__AIM__. Repeat, exactly and in full, the lines of the listing below, but without any pictures.

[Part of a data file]
════════════════

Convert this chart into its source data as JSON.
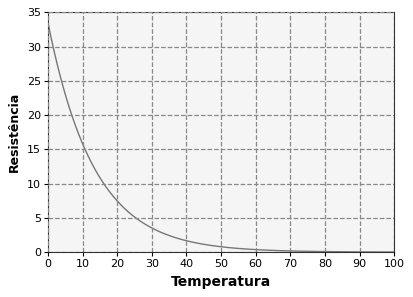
{
  "title": "",
  "xlabel": "Temperatura",
  "ylabel": "Resistência",
  "xlim": [
    0,
    100
  ],
  "ylim": [
    0,
    35
  ],
  "xticks": [
    0,
    10,
    20,
    30,
    40,
    50,
    60,
    70,
    80,
    90,
    100
  ],
  "yticks": [
    0,
    5,
    10,
    15,
    20,
    25,
    30,
    35
  ],
  "grid_color": "#888888",
  "grid_linestyle": "--",
  "grid_linewidth": 0.9,
  "line_color": "#777777",
  "line_width": 1.0,
  "plot_bg_color": "#f5f5f5",
  "fig_bg_color": "#ffffff",
  "curve_a": 33.5,
  "curve_b": 0.075,
  "xlabel_fontsize": 10,
  "ylabel_fontsize": 9,
  "tick_fontsize": 8,
  "xlabel_fontweight": "bold",
  "ylabel_fontweight": "bold"
}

════════════════

__TASK RESULT__.
Convert this chart into its source data as JSON.
{
  "title": "",
  "xlabel": "Temperatura",
  "ylabel": "Resistência",
  "xlim": [
    0,
    100
  ],
  "ylim": [
    0,
    35
  ],
  "xticks": [
    0,
    10,
    20,
    30,
    40,
    50,
    60,
    70,
    80,
    90,
    100
  ],
  "yticks": [
    0,
    5,
    10,
    15,
    20,
    25,
    30,
    35
  ],
  "grid_color": "#888888",
  "grid_linestyle": "--",
  "grid_linewidth": 0.9,
  "line_color": "#777777",
  "line_width": 1.0,
  "plot_bg_color": "#f5f5f5",
  "fig_bg_color": "#ffffff",
  "curve_a": 33.5,
  "curve_b": 0.075,
  "xlabel_fontsize": 10,
  "ylabel_fontsize": 9,
  "tick_fontsize": 8,
  "xlabel_fontweight": "bold",
  "ylabel_fontweight": "bold"
}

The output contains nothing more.